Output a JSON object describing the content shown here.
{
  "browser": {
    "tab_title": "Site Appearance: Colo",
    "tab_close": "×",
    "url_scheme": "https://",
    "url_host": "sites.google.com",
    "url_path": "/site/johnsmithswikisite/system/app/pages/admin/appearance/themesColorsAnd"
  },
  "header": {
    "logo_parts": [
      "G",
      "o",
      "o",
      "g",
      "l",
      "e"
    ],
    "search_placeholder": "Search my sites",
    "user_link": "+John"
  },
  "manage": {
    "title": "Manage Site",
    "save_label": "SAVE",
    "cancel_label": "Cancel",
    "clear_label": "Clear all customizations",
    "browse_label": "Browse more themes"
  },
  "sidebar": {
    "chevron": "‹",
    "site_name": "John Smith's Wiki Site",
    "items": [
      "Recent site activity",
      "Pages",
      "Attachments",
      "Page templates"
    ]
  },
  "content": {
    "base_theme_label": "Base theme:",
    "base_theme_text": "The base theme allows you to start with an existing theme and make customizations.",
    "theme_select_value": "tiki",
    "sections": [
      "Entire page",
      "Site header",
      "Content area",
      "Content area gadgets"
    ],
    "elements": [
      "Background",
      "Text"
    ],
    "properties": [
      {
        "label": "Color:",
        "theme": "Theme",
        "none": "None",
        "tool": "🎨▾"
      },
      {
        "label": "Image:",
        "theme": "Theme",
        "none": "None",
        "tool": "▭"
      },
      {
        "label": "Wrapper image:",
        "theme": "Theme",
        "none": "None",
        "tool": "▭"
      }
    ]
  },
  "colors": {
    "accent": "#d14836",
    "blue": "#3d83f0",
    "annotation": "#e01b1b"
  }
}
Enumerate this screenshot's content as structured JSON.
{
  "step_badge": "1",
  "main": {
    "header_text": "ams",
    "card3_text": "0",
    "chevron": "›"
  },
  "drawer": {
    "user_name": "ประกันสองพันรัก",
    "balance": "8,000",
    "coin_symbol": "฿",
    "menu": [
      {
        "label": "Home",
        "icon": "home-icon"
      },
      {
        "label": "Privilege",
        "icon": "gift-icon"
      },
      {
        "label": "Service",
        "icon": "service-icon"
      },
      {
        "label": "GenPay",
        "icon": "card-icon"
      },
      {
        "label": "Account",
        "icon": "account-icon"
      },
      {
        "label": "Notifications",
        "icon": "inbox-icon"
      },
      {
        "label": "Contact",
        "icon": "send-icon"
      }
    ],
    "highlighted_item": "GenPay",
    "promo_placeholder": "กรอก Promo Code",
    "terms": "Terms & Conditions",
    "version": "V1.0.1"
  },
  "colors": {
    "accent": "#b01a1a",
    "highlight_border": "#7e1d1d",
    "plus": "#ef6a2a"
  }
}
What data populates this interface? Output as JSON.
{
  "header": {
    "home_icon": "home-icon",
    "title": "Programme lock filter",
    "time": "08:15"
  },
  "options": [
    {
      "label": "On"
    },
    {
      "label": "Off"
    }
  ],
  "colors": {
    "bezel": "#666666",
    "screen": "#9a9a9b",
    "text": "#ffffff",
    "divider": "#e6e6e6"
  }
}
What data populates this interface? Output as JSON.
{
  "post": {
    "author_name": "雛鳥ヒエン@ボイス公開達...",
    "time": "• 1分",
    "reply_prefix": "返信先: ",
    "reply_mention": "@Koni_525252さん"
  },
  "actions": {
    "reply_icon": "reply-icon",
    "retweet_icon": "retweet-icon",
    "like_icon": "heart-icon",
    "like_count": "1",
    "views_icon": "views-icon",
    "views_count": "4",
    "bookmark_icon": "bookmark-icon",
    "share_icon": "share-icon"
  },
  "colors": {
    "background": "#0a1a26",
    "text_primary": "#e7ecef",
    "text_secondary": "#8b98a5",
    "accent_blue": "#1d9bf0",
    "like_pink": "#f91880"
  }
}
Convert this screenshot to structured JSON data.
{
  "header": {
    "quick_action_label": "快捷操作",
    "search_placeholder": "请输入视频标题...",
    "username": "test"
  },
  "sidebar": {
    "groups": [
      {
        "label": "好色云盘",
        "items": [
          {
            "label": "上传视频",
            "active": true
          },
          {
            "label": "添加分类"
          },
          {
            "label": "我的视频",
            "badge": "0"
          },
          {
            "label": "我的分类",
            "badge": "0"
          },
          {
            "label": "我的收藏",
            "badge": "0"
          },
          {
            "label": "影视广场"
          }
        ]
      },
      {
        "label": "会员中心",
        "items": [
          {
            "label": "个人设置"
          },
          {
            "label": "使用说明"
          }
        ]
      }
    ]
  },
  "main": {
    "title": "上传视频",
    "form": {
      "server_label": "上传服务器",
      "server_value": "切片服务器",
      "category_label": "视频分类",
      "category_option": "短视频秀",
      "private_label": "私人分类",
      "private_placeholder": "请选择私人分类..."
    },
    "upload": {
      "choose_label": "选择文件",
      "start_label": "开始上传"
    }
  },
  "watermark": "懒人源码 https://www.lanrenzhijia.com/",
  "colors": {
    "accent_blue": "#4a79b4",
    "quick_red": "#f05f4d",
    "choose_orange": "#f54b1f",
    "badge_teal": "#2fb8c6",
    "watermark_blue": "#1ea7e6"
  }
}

+ + +

PROBLEM DESCRIPTION =
Set down the entries above again, word for word.

SOLUTION =
Output a JSON object describing the content shown here.
{
  "browser": {
    "tab_title": "Site Appearance: Colo",
    "tab_close": "×",
    "url_scheme": "https://",
    "url_host": "sites.google.com",
    "url_path": "/site/johnsmithswikisite/system/app/pages/admin/appearance/themesColorsAnd"
  },
  "header": {
    "logo_parts": [
      "G",
      "o",
      "o",
      "g",
      "l",
      "e"
    ],
    "search_placeholder": "Search my sites",
    "user_link": "+John"
  },
  "manage": {
    "title": "Manage Site",
    "save_label": "SAVE",
    "cancel_label": "Cancel",
    "clear_label": "Clear all customizations",
    "browse_label": "Browse more themes"
  },
  "sidebar": {
    "chevron": "‹",
    "site_name": "John Smith's Wiki Site",
    "items": [
      "Recent site activity",
      "Pages",
      "Attachments",
      "Page templates"
    ]
  },
  "content": {
    "base_theme_label": "Base theme:",
    "base_theme_text": "The base theme allows you to start with an existing theme and make customizations.",
    "theme_select_value": "tiki",
    "sections": [
      "Entire page",
      "Site header",
      "Content area",
      "Content area gadgets"
    ],
    "elements": [
      "Background",
      "Text"
    ],
    "properties": [
      {
        "label": "Color:",
        "theme": "Theme",
        "none": "None",
        "tool": "🎨▾"
      },
      {
        "label": "Image:",
        "theme": "Theme",
        "none": "None",
        "tool": "▭"
      },
      {
        "label": "Wrapper image:",
        "theme": "Theme",
        "none": "None",
        "tool": "▭"
      }
    ]
  },
  "colors": {
    "accent": "#d14836",
    "blue": "#3d83f0",
    "annotation": "#e01b1b"
  }
}
Enumerate this screenshot's content as structured JSON.
{
  "step_badge": "1",
  "main": {
    "header_text": "ams",
    "card3_text": "0",
    "chevron": "›"
  },
  "drawer": {
    "user_name": "ประกันสองพันรัก",
    "balance": "8,000",
    "coin_symbol": "฿",
    "menu": [
      {
        "label": "Home",
        "icon": "home-icon"
      },
      {
        "label": "Privilege",
        "icon": "gift-icon"
      },
      {
        "label": "Service",
        "icon": "service-icon"
      },
      {
        "label": "GenPay",
        "icon": "card-icon"
      },
      {
        "label": "Account",
        "icon": "account-icon"
      },
      {
        "label": "Notifications",
        "icon": "inbox-icon"
      },
      {
        "label": "Contact",
        "icon": "send-icon"
      }
    ],
    "highlighted_item": "GenPay",
    "promo_placeholder": "กรอก Promo Code",
    "terms": "Terms & Conditions",
    "version": "V1.0.1"
  },
  "colors": {
    "accent": "#b01a1a",
    "highlight_border": "#7e1d1d",
    "plus": "#ef6a2a"
  }
}
What data populates this interface? Output as JSON.
{
  "header": {
    "home_icon": "home-icon",
    "title": "Programme lock filter",
    "time": "08:15"
  },
  "options": [
    {
      "label": "On"
    },
    {
      "label": "Off"
    }
  ],
  "colors": {
    "bezel": "#666666",
    "screen": "#9a9a9b",
    "text": "#ffffff",
    "divider": "#e6e6e6"
  }
}
What data populates this interface? Output as JSON.
{
  "post": {
    "author_name": "雛鳥ヒエン@ボイス公開達...",
    "time": "• 1分",
    "reply_prefix": "返信先: ",
    "reply_mention": "@Koni_525252さん"
  },
  "actions": {
    "reply_icon": "reply-icon",
    "retweet_icon": "retweet-icon",
    "like_icon": "heart-icon",
    "like_count": "1",
    "views_icon": "views-icon",
    "views_count": "4",
    "bookmark_icon": "bookmark-icon",
    "share_icon": "share-icon"
  },
  "colors": {
    "background": "#0a1a26",
    "text_primary": "#e7ecef",
    "text_secondary": "#8b98a5",
    "accent_blue": "#1d9bf0",
    "like_pink": "#f91880"
  }
}
Convert this screenshot to structured JSON data.
{
  "header": {
    "quick_action_label": "快捷操作",
    "search_placeholder": "请输入视频标题...",
    "username": "test"
  },
  "sidebar": {
    "groups": [
      {
        "label": "好色云盘",
        "items": [
          {
            "label": "上传视频",
            "active": true
          },
          {
            "label": "添加分类"
          },
          {
            "label": "我的视频",
            "badge": "0"
          },
          {
            "label": "我的分类",
            "badge": "0"
          },
          {
            "label": "我的收藏",
            "badge": "0"
          },
          {
            "label": "影视广场"
          }
        ]
      },
      {
        "label": "会员中心",
        "items": [
          {
            "label": "个人设置"
          },
          {
            "label": "使用说明"
          }
        ]
      }
    ]
  },
  "main": {
    "title": "上传视频",
    "form": {
      "server_label": "上传服务器",
      "server_value": "切片服务器",
      "category_label": "视频分类",
      "category_option": "短视频秀",
      "private_label": "私人分类",
      "private_placeholder": "请选择私人分类..."
    },
    "upload": {
      "choose_label": "选择文件",
      "start_label": "开始上传"
    }
  },
  "watermark": "懒人源码 https://www.lanrenzhijia.com/",
  "colors": {
    "accent_blue": "#4a79b4",
    "quick_red": "#f05f4d",
    "choose_orange": "#f54b1f",
    "badge_teal": "#2fb8c6",
    "watermark_blue": "#1ea7e6"
  }
}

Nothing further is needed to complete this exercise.